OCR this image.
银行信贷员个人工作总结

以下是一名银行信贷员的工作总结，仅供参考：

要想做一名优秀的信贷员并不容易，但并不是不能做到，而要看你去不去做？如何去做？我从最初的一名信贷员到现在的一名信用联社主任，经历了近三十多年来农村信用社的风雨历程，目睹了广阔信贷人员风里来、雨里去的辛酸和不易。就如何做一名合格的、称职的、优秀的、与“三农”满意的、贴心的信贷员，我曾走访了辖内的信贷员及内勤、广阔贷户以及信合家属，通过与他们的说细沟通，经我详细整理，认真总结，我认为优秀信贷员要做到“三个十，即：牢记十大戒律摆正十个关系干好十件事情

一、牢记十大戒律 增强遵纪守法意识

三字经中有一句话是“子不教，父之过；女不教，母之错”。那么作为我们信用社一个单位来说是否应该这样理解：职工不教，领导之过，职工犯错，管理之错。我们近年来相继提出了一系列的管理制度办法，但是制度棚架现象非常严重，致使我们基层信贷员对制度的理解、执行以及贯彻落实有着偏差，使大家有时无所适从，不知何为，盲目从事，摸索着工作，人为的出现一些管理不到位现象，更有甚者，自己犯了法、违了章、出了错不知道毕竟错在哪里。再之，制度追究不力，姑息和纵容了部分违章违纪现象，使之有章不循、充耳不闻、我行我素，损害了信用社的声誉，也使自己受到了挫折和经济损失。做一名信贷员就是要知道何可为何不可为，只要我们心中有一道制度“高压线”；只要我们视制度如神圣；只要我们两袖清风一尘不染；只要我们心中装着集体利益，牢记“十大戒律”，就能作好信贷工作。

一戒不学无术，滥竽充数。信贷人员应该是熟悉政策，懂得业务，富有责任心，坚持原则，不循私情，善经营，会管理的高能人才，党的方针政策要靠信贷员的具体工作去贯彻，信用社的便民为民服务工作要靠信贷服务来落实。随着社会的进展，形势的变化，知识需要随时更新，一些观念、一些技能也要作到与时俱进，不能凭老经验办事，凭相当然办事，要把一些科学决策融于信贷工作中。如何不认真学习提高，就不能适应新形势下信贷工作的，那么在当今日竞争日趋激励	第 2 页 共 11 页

# [What to produce]
Your task is to transcribe the material exactly.

# [Correct output]
OCR this image.
银行信贷员个人工作总结

以下是一名银行信贷员的工作总结，仅供参考：

要想做一名优秀的信贷员并不容易，但并不是不能做到，而要看你去不去做？如何去做？我从最初的一名信贷员到现在的一名信用联社主任，经历了近三十多年来农村信用社的风雨历程，目睹了广阔信贷人员风里来、雨里去的辛酸和不易。就如何做一名合格的、称职的、优秀的、与“三农”满意的、贴心的信贷员，我曾走访了辖内的信贷员及内勤、广阔贷户以及信合家属，通过与他们的说细沟通，经我详细整理，认真总结，我认为优秀信贷员要做到“三个十，即：牢记十大戒律摆正十个关系干好十件事情

一、牢记十大戒律 增强遵纪守法意识

三字经中有一句话是“子不教，父之过；女不教，母之错”。那么作为我们信用社一个单位来说是否应该这样理解：职工不教，领导之过，职工犯错，管理之错。我们近年来相继提出了一系列的管理制度办法，但是制度棚架现象非常严重，致使我们基层信贷员对制度的理解、执行以及贯彻落实有着偏差，使大家有时无所适从，不知何为，盲目从事，摸索着工作，人为的出现一些管理不到位现象，更有甚者，自己犯了法、违了章、出了错不知道毕竟错在哪里。再之，制度追究不力，姑息和纵容了部分违章违纪现象，使之有章不循、充耳不闻、我行我素，损害了信用社的声誉，也使自己受到了挫折和经济损失。做一名信贷员就是要知道何可为何不可为，只要我们心中有一道制度“高压线”；只要我们视制度如神圣；只要我们两袖清风一尘不染；只要我们心中装着集体利益，牢记“十大戒律”，就能作好信贷工作。

一戒不学无术，滥竽充数。信贷人员应该是熟悉政策，懂得业务，富有责任心，坚持原则，不循私情，善经营，会管理的高能人才，党的方针政策要靠信贷员的具体工作去贯彻，信用社的便民为民服务工作要靠信贷服务来落实。随着社会的进展，形势的变化，知识需要随时更新，一些观念、一些技能也要作到与时俱进，不能凭老经验办事，凭相当然办事，要把一些科学决策融于信贷工作中。如何不认真学习提高，就不能适应新形势下信贷工作的，那么在当今日竞争日趋激励	第 2 页 共 11 页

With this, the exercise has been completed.